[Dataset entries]
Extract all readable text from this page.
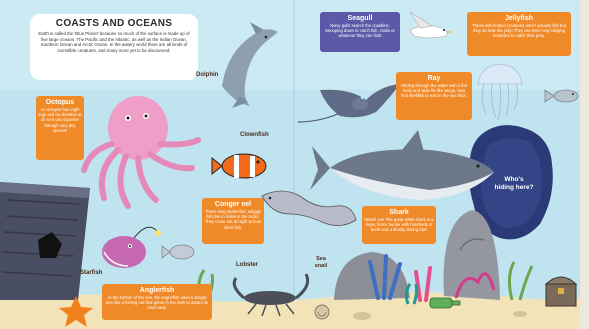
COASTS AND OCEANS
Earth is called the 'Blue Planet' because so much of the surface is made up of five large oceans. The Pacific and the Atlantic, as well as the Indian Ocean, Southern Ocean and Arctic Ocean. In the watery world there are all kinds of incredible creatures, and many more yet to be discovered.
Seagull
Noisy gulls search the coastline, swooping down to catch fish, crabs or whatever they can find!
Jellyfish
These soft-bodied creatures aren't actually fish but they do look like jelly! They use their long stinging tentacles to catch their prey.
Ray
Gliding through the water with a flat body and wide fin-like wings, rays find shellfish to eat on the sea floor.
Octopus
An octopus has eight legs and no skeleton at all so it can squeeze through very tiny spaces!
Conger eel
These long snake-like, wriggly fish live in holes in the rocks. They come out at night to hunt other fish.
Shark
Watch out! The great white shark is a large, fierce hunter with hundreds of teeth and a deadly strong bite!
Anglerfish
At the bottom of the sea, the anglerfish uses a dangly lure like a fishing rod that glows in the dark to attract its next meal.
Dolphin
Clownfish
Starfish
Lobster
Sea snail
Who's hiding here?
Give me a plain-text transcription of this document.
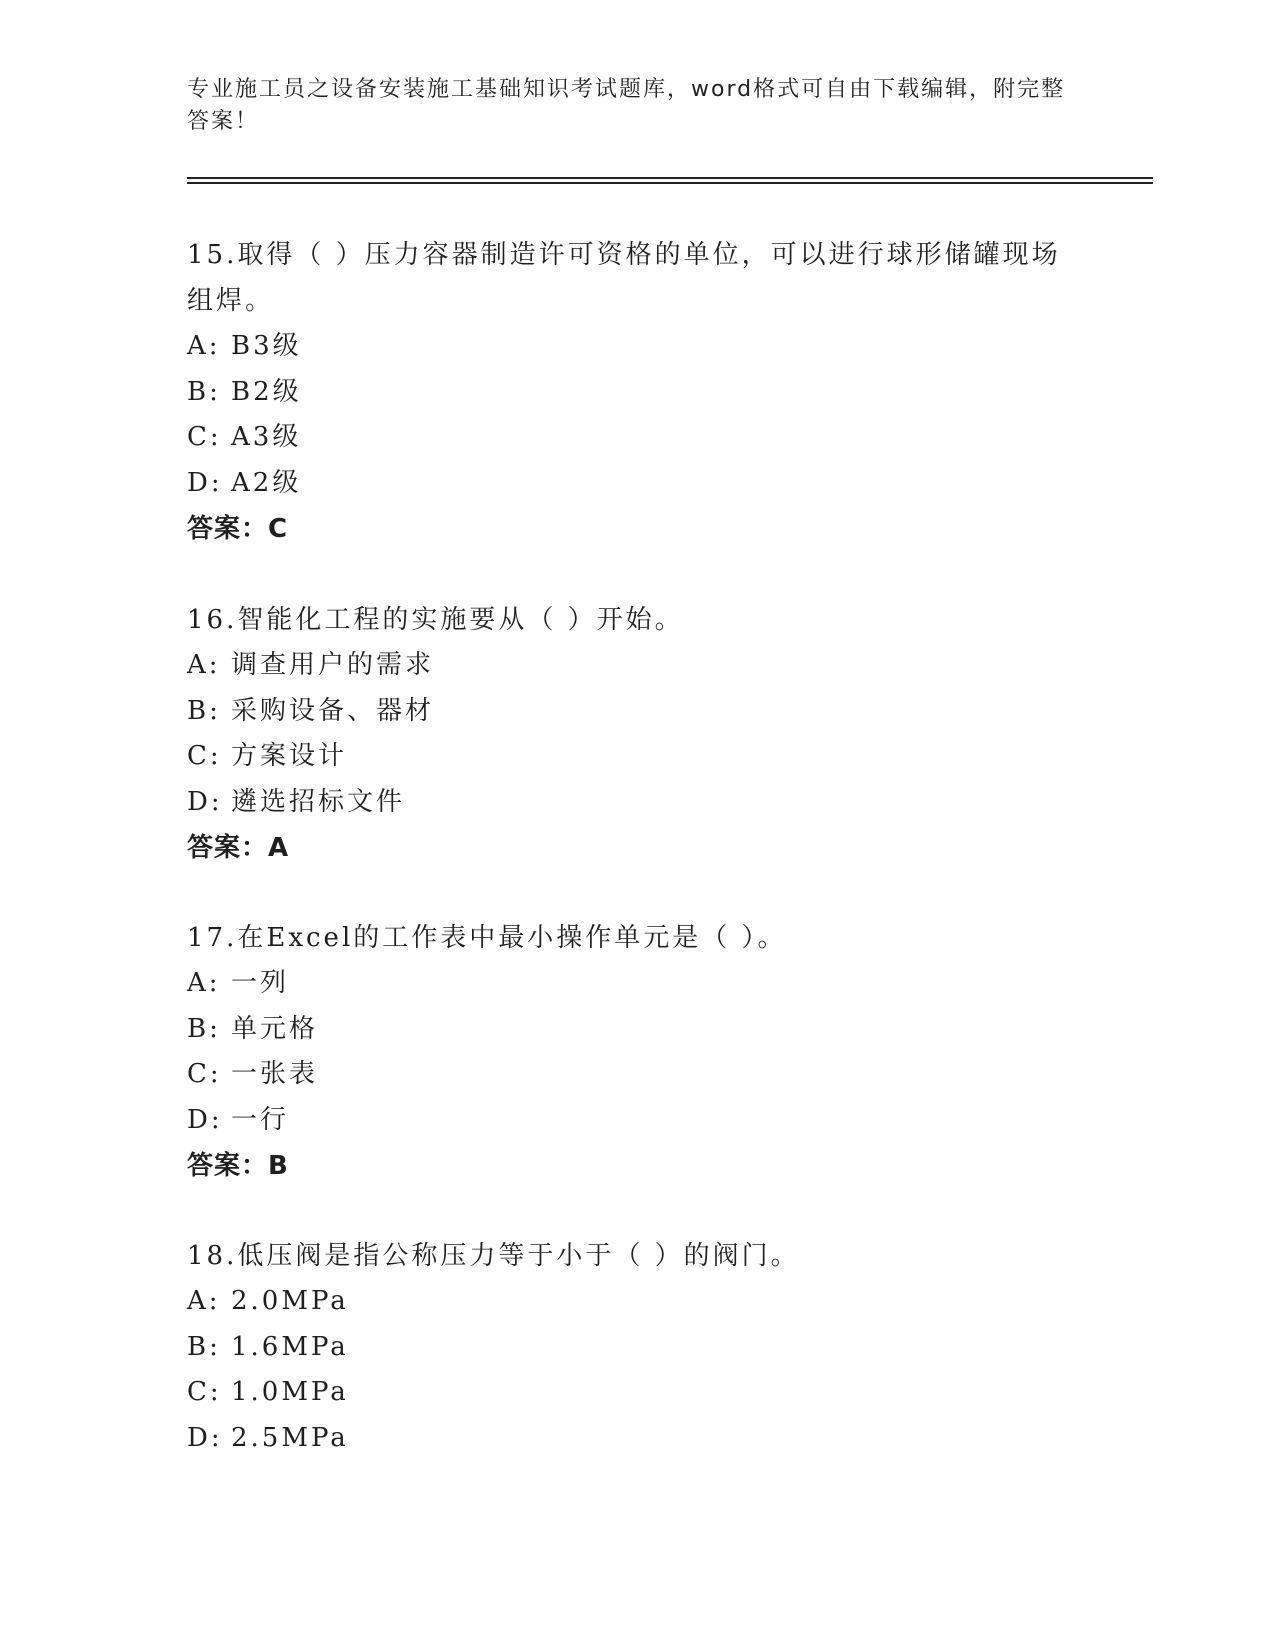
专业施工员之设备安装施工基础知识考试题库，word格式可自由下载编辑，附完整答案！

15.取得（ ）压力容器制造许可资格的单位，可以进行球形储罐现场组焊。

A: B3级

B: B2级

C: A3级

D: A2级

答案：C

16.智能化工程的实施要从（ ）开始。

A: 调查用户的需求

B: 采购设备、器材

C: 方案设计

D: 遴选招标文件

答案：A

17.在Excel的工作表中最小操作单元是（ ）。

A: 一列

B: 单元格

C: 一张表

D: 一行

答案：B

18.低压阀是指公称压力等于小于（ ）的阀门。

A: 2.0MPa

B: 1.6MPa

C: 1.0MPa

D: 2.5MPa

WHAT IS EXPECTED: Output each line of the listing above, word for word, from the one holding "Give me a plain-text" through the last line, both included; omit the pictures.

THE RESPONSE:
Give me a plain-text transcription of this document.
专业施工员之设备安装施工基础知识考试题库，word格式可自由下载编辑，附完整答案！

15.取得（ ）压力容器制造许可资格的单位，可以进行球形储罐现场组焊。

A: B3级

B: B2级

C: A3级

D: A2级

答案：C

16.智能化工程的实施要从（ ）开始。

A: 调查用户的需求

B: 采购设备、器材

C: 方案设计

D: 遴选招标文件

答案：A

17.在Excel的工作表中最小操作单元是（ ）。

A: 一列

B: 单元格

C: 一张表

D: 一行

答案：B

18.低压阀是指公称压力等于小于（ ）的阀门。

A: 2.0MPa

B: 1.6MPa

C: 1.0MPa

D: 2.5MPa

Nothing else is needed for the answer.